### Problem statement
Return every entry exactly as written.

(Stored entries)
■ ■ ■ ■ ■ ■ ■
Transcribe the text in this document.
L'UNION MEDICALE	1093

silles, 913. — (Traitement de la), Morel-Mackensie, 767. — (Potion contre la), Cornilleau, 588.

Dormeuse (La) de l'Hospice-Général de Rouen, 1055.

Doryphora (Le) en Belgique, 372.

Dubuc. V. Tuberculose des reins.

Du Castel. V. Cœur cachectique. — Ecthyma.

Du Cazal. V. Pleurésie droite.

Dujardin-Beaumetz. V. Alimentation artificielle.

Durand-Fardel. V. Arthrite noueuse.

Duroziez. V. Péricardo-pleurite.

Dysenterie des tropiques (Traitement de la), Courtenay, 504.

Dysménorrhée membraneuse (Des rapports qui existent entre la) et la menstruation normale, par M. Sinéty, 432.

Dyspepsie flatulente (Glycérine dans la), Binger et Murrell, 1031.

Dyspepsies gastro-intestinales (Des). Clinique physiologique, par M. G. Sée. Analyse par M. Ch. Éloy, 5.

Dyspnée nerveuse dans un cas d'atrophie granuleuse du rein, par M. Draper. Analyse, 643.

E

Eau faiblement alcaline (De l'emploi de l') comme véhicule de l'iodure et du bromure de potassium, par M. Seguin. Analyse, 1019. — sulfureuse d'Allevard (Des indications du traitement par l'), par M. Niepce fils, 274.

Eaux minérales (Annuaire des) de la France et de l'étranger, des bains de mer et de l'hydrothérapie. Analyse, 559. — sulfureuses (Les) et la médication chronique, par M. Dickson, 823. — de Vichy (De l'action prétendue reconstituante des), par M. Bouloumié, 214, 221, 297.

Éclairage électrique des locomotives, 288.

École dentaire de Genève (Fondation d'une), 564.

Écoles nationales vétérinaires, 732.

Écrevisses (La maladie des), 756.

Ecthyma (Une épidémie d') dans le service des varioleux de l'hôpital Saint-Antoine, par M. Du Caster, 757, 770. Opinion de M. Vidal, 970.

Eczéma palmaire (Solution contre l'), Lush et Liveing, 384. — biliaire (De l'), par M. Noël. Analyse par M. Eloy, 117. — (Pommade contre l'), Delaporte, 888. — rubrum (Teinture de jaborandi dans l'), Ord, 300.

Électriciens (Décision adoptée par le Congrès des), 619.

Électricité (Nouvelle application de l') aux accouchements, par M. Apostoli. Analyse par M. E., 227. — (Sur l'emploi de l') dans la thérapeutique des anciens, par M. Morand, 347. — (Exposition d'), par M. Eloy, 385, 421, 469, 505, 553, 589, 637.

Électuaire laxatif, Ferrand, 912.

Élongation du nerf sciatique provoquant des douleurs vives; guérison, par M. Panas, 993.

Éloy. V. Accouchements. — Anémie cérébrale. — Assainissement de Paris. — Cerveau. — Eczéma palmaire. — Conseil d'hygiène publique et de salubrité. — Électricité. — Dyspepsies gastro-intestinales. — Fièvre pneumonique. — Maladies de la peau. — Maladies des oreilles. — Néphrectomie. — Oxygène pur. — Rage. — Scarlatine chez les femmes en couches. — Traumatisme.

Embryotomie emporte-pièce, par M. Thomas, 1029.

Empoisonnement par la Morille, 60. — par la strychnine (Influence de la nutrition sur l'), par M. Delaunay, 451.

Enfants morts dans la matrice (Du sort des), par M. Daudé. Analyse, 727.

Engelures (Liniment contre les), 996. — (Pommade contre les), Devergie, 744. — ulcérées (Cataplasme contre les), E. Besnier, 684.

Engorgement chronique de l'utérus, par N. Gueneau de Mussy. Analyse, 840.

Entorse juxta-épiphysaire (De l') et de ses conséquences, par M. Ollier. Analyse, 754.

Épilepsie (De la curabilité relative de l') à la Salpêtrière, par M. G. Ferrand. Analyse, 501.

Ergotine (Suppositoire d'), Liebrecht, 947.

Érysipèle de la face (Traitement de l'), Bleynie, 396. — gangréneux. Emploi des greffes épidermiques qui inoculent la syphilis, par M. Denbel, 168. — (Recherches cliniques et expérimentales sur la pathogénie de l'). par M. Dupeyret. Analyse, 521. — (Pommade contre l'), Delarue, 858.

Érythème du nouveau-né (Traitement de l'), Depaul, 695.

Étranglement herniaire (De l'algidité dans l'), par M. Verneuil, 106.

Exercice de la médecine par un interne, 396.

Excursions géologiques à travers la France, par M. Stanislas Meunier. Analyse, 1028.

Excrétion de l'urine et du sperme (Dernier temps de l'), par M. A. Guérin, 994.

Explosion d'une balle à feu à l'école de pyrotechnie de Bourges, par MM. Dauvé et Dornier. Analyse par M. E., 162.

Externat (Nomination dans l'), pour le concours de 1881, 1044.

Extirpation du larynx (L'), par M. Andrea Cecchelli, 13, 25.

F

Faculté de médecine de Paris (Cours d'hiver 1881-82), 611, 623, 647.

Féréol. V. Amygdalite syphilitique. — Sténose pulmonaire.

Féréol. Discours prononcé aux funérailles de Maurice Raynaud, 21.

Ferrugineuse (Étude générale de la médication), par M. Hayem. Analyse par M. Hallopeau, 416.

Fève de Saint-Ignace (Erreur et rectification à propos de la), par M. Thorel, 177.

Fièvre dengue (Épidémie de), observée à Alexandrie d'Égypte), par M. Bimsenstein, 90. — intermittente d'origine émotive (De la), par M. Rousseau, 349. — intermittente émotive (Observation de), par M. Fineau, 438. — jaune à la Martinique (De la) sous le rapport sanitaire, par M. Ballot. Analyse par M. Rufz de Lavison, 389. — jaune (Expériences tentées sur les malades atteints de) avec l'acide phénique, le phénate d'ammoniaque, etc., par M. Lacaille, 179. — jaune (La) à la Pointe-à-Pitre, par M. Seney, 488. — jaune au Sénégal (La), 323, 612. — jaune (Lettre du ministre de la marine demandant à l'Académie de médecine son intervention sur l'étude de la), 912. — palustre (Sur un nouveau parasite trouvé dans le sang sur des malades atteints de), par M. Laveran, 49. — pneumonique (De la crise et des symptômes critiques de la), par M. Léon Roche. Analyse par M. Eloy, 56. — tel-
■ ■ ■ ■ ■ ■ ■
### Solution
Transcribe the text in this document.
L'UNION MEDICALE	1093

silles, 913. — (Traitement de la), Morel-Mackensie, 767. — (Potion contre la), Cornilleau, 588.

Dormeuse (La) de l'Hospice-Général de Rouen, 1055.

Doryphora (Le) en Belgique, 372.

Dubuc. V. Tuberculose des reins.

Du Castel. V. Cœur cachectique. — Ecthyma.

Du Cazal. V. Pleurésie droite.

Dujardin-Beaumetz. V. Alimentation artificielle.

Durand-Fardel. V. Arthrite noueuse.

Duroziez. V. Péricardo-pleurite.

Dysenterie des tropiques (Traitement de la), Courtenay, 504.

Dysménorrhée membraneuse (Des rapports qui existent entre la) et la menstruation normale, par M. Sinéty, 432.

Dyspepsie flatulente (Glycérine dans la), Binger et Murrell, 1031.

Dyspepsies gastro-intestinales (Des). Clinique physiologique, par M. G. Sée. Analyse par M. Ch. Éloy, 5.

Dyspnée nerveuse dans un cas d'atrophie granuleuse du rein, par M. Draper. Analyse, 643.

E

Eau faiblement alcaline (De l'emploi de l') comme véhicule de l'iodure et du bromure de potassium, par M. Seguin. Analyse, 1019. — sulfureuse d'Allevard (Des indications du traitement par l'), par M. Niepce fils, 274.

Eaux minérales (Annuaire des) de la France et de l'étranger, des bains de mer et de l'hydrothérapie. Analyse, 559. — sulfureuses (Les) et la médication chronique, par M. Dickson, 823. — de Vichy (De l'action prétendue reconstituante des), par M. Bouloumié, 214, 221, 297.

Éclairage électrique des locomotives, 288.

École dentaire de Genève (Fondation d'une), 564.

Écoles nationales vétérinaires, 732.

Écrevisses (La maladie des), 756.

Ecthyma (Une épidémie d') dans le service des varioleux de l'hôpital Saint-Antoine, par M. Du Caster, 757, 770. Opinion de M. Vidal, 970.

Eczéma palmaire (Solution contre l'), Lush et Liveing, 384. — biliaire (De l'), par M. Noël. Analyse par M. Eloy, 117. — (Pommade contre l'), Delaporte, 888. — rubrum (Teinture de jaborandi dans l'), Ord, 300.

Électriciens (Décision adoptée par le Congrès des), 619.

Électricité (Nouvelle application de l') aux accouchements, par M. Apostoli. Analyse par M. E., 227. — (Sur l'emploi de l') dans la thérapeutique des anciens, par M. Morand, 347. — (Exposition d'), par M. Eloy, 385, 421, 469, 505, 553, 589, 637.

Électuaire laxatif, Ferrand, 912.

Élongation du nerf sciatique provoquant des douleurs vives; guérison, par M. Panas, 993.

Éloy. V. Accouchements. — Anémie cérébrale. — Assainissement de Paris. — Cerveau. — Eczéma palmaire. — Conseil d'hygiène publique et de salubrité. — Électricité. — Dyspepsies gastro-intestinales. — Fièvre pneumonique. — Maladies de la peau. — Maladies des oreilles. — Néphrectomie. — Oxygène pur. — Rage. — Scarlatine chez les femmes en couches. — Traumatisme.

Embryotomie emporte-pièce, par M. Thomas, 1029.

Empoisonnement par la Morille, 60. — par la strychnine (Influence de la nutrition sur l'), par M. Delaunay, 451.

Enfants morts dans la matrice (Du sort des), par M. Daudé. Analyse, 727.

Engelures (Liniment contre les), 996. — (Pommade contre les), Devergie, 744. — ulcérées (Cataplasme contre les), E. Besnier, 684.

Engorgement chronique de l'utérus, par N. Gueneau de Mussy. Analyse, 840.

Entorse juxta-épiphysaire (De l') et de ses conséquences, par M. Ollier. Analyse, 754.

Épilepsie (De la curabilité relative de l') à la Salpêtrière, par M. G. Ferrand. Analyse, 501.

Ergotine (Suppositoire d'), Liebrecht, 947.

Érysipèle de la face (Traitement de l'), Bleynie, 396. — gangréneux. Emploi des greffes épidermiques qui inoculent la syphilis, par M. Denbel, 168. — (Recherches cliniques et expérimentales sur la pathogénie de l'). par M. Dupeyret. Analyse, 521. — (Pommade contre l'), Delarue, 858.

Érythème du nouveau-né (Traitement de l'), Depaul, 695.

Étranglement herniaire (De l'algidité dans l'), par M. Verneuil, 106.

Exercice de la médecine par un interne, 396.

Excursions géologiques à travers la France, par M. Stanislas Meunier. Analyse, 1028.

Excrétion de l'urine et du sperme (Dernier temps de l'), par M. A. Guérin, 994.

Explosion d'une balle à feu à l'école de pyrotechnie de Bourges, par MM. Dauvé et Dornier. Analyse par M. E., 162.

Externat (Nomination dans l'), pour le concours de 1881, 1044.

Extirpation du larynx (L'), par M. Andrea Cecchelli, 13, 25.

F

Faculté de médecine de Paris (Cours d'hiver 1881-82), 611, 623, 647.

Féréol. V. Amygdalite syphilitique. — Sténose pulmonaire.

Féréol. Discours prononcé aux funérailles de Maurice Raynaud, 21.

Ferrugineuse (Étude générale de la médication), par M. Hayem. Analyse par M. Hallopeau, 416.

Fève de Saint-Ignace (Erreur et rectification à propos de la), par M. Thorel, 177.

Fièvre dengue (Épidémie de), observée à Alexandrie d'Égypte), par M. Bimsenstein, 90. — intermittente d'origine émotive (De la), par M. Rousseau, 349. — intermittente émotive (Observation de), par M. Fineau, 438. — jaune à la Martinique (De la) sous le rapport sanitaire, par M. Ballot. Analyse par M. Rufz de Lavison, 389. — jaune (Expériences tentées sur les malades atteints de) avec l'acide phénique, le phénate d'ammoniaque, etc., par M. Lacaille, 179. — jaune (La) à la Pointe-à-Pitre, par M. Seney, 488. — jaune au Sénégal (La), 323, 612. — jaune (Lettre du ministre de la marine demandant à l'Académie de médecine son intervention sur l'étude de la), 912. — palustre (Sur un nouveau parasite trouvé dans le sang sur des malades atteints de), par M. Laveran, 49. — pneumonique (De la crise et des symptômes critiques de la), par M. Léon Roche. Analyse par M. Eloy, 56. — tel-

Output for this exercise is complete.